__Exercise task__
Retype all of the data exactly as given.

__Data for this exercise__
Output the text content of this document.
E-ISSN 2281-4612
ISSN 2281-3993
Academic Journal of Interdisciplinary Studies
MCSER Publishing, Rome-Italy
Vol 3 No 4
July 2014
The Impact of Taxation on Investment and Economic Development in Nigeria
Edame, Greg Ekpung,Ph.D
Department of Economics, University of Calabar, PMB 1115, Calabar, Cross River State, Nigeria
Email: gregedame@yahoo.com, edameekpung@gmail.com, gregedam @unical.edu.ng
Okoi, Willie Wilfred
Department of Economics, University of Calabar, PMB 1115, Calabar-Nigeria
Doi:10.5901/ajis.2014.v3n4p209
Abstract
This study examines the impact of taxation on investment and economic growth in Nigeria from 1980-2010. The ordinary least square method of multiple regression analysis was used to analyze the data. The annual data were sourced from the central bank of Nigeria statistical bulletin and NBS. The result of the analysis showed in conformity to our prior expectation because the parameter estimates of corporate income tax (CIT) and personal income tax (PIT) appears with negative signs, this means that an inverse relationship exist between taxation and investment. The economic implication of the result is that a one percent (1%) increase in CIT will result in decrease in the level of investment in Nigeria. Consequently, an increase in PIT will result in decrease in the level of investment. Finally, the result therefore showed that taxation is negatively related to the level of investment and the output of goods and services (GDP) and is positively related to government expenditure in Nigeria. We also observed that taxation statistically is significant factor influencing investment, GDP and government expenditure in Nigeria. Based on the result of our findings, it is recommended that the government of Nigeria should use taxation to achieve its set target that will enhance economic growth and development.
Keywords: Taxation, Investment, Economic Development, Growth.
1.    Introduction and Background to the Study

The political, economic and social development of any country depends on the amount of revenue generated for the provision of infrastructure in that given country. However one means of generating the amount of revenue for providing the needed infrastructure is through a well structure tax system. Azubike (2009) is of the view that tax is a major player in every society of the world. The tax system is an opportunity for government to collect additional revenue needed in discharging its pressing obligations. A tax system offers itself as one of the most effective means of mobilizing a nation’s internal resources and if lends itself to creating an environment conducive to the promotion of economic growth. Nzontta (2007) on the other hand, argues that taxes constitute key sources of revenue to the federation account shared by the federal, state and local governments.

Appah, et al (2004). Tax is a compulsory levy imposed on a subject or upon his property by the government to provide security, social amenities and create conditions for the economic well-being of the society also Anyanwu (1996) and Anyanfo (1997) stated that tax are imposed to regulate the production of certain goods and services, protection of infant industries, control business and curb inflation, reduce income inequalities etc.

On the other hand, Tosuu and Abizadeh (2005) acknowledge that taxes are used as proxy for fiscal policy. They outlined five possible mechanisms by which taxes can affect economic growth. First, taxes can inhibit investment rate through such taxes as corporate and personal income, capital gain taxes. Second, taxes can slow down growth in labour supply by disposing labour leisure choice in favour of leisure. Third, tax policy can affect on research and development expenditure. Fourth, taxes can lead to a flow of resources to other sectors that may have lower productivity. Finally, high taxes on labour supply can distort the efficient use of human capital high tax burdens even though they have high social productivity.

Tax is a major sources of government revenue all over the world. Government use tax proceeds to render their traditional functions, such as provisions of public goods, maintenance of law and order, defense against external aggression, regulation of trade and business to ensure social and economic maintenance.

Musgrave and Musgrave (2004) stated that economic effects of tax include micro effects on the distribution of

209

__Reply to the task__
Output the text content of this document.
E-ISSN 2281-4612
ISSN 2281-3993
Academic Journal of Interdisciplinary Studies
MCSER Publishing, Rome-Italy
Vol 3 No 4
July 2014
The Impact of Taxation on Investment and Economic Development in Nigeria
Edame, Greg Ekpung,Ph.D
Department of Economics, University of Calabar, PMB 1115, Calabar, Cross River State, Nigeria
Email: gregedame@yahoo.com, edameekpung@gmail.com, gregedam @unical.edu.ng
Okoi, Willie Wilfred
Department of Economics, University of Calabar, PMB 1115, Calabar-Nigeria
Doi:10.5901/ajis.2014.v3n4p209
Abstract
This study examines the impact of taxation on investment and economic growth in Nigeria from 1980-2010. The ordinary least square method of multiple regression analysis was used to analyze the data. The annual data were sourced from the central bank of Nigeria statistical bulletin and NBS. The result of the analysis showed in conformity to our prior expectation because the parameter estimates of corporate income tax (CIT) and personal income tax (PIT) appears with negative signs, this means that an inverse relationship exist between taxation and investment. The economic implication of the result is that a one percent (1%) increase in CIT will result in decrease in the level of investment in Nigeria. Consequently, an increase in PIT will result in decrease in the level of investment. Finally, the result therefore showed that taxation is negatively related to the level of investment and the output of goods and services (GDP) and is positively related to government expenditure in Nigeria. We also observed that taxation statistically is significant factor influencing investment, GDP and government expenditure in Nigeria. Based on the result of our findings, it is recommended that the government of Nigeria should use taxation to achieve its set target that will enhance economic growth and development.
Keywords: Taxation, Investment, Economic Development, Growth.
1.    Introduction and Background to the Study

The political, economic and social development of any country depends on the amount of revenue generated for the provision of infrastructure in that given country. However one means of generating the amount of revenue for providing the needed infrastructure is through a well structure tax system. Azubike (2009) is of the view that tax is a major player in every society of the world. The tax system is an opportunity for government to collect additional revenue needed in discharging its pressing obligations. A tax system offers itself as one of the most effective means of mobilizing a nation’s internal resources and if lends itself to creating an environment conducive to the promotion of economic growth. Nzontta (2007) on the other hand, argues that taxes constitute key sources of revenue to the federation account shared by the federal, state and local governments.

Appah, et al (2004). Tax is a compulsory levy imposed on a subject or upon his property by the government to provide security, social amenities and create conditions for the economic well-being of the society also Anyanwu (1996) and Anyanfo (1997) stated that tax are imposed to regulate the production of certain goods and services, protection of infant industries, control business and curb inflation, reduce income inequalities etc.

On the other hand, Tosuu and Abizadeh (2005) acknowledge that taxes are used as proxy for fiscal policy. They outlined five possible mechanisms by which taxes can affect economic growth. First, taxes can inhibit investment rate through such taxes as corporate and personal income, capital gain taxes. Second, taxes can slow down growth in labour supply by disposing labour leisure choice in favour of leisure. Third, tax policy can affect on research and development expenditure. Fourth, taxes can lead to a flow of resources to other sectors that may have lower productivity. Finally, high taxes on labour supply can distort the efficient use of human capital high tax burdens even though they have high social productivity.

Tax is a major sources of government revenue all over the world. Government use tax proceeds to render their traditional functions, such as provisions of public goods, maintenance of law and order, defense against external aggression, regulation of trade and business to ensure social and economic maintenance.

Musgrave and Musgrave (2004) stated that economic effects of tax include micro effects on the distribution of

209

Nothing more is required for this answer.